Written task ▸
Pull out every line with the word "JSON".

Collection entries
"""
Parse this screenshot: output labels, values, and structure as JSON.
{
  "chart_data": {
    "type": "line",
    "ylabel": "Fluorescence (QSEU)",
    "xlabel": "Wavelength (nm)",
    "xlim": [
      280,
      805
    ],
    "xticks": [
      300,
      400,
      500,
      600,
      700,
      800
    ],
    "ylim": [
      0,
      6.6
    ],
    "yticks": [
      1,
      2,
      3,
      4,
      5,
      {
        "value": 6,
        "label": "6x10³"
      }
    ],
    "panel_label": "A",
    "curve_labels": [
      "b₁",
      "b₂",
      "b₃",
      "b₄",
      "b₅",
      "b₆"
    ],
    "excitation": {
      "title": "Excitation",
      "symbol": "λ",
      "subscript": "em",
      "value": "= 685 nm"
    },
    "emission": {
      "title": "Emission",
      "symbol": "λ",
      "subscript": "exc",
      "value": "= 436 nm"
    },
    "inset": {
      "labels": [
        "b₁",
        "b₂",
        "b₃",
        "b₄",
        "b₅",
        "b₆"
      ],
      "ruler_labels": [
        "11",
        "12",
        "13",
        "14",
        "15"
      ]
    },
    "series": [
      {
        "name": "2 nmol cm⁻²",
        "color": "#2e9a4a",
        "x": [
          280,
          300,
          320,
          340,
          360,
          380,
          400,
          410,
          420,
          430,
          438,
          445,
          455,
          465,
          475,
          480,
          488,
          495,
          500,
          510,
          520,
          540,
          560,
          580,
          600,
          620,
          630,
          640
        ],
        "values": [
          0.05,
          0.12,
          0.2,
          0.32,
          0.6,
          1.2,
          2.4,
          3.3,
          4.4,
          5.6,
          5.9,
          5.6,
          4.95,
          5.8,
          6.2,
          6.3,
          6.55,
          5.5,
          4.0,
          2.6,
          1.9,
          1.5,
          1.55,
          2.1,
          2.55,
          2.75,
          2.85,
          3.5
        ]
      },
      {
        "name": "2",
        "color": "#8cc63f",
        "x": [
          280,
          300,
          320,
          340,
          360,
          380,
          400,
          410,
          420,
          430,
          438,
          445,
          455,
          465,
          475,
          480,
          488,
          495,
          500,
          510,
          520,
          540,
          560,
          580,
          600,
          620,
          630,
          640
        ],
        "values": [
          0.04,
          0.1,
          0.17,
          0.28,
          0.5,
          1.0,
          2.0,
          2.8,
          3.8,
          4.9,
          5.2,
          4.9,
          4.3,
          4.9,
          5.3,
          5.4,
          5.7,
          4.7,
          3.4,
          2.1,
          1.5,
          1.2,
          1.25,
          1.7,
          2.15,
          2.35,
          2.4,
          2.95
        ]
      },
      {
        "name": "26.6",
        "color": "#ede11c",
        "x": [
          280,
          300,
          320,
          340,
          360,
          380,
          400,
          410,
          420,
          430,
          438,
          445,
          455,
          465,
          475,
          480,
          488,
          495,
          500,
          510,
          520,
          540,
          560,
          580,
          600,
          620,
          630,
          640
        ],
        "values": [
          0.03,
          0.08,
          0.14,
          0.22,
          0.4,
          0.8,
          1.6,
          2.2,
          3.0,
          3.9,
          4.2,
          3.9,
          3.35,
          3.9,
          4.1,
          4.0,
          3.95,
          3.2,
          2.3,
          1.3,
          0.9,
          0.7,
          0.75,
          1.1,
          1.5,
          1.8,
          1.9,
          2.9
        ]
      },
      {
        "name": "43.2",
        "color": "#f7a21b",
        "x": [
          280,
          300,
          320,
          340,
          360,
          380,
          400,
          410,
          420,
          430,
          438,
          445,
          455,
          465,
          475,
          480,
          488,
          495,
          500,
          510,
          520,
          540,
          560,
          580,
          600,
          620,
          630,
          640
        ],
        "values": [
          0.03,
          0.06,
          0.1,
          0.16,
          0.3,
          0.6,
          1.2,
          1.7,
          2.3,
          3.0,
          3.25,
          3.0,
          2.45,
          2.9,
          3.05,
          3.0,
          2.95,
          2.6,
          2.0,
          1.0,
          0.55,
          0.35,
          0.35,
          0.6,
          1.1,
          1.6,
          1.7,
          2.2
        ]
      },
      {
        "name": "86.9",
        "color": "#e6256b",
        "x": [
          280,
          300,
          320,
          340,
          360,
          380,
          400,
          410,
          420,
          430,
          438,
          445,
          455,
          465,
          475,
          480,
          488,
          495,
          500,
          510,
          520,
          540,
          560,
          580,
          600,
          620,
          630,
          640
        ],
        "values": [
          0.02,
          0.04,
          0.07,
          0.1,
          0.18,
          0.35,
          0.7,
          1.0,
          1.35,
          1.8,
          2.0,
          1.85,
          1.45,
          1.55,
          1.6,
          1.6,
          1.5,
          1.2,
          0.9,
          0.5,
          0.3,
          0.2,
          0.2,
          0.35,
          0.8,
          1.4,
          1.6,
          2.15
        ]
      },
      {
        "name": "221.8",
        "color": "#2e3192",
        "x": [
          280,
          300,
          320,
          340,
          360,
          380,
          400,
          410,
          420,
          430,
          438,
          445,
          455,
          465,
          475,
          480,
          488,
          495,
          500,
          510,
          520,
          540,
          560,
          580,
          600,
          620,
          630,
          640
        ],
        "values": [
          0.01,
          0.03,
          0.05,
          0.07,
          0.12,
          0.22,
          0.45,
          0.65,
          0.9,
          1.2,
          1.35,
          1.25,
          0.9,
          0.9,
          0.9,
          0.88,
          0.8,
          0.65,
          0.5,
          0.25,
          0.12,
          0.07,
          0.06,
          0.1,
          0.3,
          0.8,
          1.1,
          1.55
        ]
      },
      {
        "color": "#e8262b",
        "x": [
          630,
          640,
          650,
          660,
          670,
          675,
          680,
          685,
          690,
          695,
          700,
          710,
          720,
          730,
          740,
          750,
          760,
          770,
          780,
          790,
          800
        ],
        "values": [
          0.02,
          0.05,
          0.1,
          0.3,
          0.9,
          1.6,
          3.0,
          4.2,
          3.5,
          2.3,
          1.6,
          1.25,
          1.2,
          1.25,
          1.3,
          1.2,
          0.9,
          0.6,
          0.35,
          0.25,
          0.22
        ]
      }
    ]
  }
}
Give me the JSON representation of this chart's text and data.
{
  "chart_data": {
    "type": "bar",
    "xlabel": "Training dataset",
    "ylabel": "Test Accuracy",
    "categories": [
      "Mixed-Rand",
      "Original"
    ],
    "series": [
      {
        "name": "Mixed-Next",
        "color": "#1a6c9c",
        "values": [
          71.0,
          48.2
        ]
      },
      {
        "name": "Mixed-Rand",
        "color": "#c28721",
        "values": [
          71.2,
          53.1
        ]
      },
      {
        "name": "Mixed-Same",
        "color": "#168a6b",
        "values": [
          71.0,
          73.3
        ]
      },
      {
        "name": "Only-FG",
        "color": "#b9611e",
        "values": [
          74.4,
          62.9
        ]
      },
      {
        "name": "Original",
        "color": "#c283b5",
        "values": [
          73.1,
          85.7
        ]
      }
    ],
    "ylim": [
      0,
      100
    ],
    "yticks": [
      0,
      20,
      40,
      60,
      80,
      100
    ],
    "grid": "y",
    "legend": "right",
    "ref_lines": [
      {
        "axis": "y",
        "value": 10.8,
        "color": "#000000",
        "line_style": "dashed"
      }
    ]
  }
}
"""
In response ▸
Parse this screenshot: output labels, values, and structure as JSON.
Give me the JSON representation of this chart's text and data.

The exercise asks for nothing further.